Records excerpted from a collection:
────
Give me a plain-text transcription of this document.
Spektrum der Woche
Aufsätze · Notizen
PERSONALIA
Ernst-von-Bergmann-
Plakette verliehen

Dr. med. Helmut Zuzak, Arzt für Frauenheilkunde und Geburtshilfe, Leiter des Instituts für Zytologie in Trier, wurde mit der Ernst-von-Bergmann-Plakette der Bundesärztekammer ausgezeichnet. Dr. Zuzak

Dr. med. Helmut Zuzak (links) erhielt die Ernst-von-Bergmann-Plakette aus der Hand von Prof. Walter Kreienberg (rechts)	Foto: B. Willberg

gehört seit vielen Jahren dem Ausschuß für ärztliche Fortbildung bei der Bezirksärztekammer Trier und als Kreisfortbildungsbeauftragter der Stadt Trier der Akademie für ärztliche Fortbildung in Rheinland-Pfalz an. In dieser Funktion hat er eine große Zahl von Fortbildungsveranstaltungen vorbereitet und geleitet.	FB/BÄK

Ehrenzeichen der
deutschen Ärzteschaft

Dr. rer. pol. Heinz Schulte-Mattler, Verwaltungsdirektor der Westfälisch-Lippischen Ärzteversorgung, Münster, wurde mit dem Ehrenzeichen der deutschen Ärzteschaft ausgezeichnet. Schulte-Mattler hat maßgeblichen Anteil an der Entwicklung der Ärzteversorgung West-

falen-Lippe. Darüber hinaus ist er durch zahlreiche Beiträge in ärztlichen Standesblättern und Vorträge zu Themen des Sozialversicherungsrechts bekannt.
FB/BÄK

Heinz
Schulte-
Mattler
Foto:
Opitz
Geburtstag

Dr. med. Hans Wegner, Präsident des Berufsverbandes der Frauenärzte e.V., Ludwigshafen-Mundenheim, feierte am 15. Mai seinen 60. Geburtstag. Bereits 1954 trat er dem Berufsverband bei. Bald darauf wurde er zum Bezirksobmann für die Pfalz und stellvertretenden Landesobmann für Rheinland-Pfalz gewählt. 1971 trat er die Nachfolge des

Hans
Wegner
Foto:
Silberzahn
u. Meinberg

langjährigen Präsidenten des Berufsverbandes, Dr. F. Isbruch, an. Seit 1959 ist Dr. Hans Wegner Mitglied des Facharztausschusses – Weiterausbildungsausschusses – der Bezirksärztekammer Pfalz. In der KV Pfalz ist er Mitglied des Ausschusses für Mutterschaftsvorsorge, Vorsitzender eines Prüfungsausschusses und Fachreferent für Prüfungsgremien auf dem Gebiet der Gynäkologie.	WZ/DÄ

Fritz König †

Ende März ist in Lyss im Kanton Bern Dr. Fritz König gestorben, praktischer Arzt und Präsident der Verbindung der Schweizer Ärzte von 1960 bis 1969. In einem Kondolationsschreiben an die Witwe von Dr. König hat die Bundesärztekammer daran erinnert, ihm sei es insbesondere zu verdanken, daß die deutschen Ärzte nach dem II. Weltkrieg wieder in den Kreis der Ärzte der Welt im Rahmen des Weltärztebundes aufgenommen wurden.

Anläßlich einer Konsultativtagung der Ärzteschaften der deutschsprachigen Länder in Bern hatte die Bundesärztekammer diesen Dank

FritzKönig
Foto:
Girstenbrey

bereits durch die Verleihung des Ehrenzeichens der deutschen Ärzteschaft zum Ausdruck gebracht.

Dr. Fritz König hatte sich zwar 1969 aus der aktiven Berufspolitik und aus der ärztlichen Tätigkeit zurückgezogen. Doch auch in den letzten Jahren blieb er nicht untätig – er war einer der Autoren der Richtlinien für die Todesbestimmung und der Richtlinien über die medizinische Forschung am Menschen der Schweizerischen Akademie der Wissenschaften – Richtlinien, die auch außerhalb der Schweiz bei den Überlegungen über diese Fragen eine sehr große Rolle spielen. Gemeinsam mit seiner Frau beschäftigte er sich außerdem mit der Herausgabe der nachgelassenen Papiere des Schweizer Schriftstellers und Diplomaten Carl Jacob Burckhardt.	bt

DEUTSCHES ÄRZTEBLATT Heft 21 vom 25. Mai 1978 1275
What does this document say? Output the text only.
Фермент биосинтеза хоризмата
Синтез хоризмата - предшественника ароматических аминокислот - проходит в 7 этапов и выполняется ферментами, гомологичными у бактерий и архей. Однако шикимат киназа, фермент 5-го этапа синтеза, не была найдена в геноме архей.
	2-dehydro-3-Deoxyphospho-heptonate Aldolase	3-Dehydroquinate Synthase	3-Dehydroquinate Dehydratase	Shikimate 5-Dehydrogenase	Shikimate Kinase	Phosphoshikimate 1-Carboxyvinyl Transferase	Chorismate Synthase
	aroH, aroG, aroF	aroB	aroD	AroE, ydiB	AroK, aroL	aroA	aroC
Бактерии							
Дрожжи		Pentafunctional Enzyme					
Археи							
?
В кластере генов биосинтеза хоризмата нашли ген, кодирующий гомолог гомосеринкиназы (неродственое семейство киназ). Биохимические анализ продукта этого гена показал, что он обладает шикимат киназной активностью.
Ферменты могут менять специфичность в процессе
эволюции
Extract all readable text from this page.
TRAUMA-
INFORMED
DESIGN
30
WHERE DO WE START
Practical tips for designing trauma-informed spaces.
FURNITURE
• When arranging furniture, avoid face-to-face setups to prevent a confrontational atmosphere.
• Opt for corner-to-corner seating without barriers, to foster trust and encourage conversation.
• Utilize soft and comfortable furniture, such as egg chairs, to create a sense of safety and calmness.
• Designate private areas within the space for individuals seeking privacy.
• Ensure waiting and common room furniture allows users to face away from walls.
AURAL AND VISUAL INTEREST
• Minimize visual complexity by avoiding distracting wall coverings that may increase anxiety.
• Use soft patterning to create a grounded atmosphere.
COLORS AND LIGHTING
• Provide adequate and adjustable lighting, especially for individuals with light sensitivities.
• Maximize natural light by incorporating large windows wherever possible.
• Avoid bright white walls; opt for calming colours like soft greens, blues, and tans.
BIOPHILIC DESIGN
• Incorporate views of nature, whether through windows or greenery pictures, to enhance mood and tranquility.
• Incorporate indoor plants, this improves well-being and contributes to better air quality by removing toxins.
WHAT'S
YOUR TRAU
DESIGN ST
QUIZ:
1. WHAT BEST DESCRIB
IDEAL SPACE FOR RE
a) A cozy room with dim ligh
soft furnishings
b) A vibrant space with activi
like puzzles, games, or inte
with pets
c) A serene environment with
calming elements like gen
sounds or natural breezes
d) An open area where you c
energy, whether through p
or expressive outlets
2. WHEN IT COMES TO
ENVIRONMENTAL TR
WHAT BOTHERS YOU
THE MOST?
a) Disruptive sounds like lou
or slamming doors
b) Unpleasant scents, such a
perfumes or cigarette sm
────
- _What you are asked to do_
Which of the lines in the data contain the string "face"? Return each one.

- _Solution to this problem_
• When arranging furniture, avoid face-to-face setups to prevent a confrontational atmosphere.
• Ensure waiting and common room furniture allows users to face away from walls.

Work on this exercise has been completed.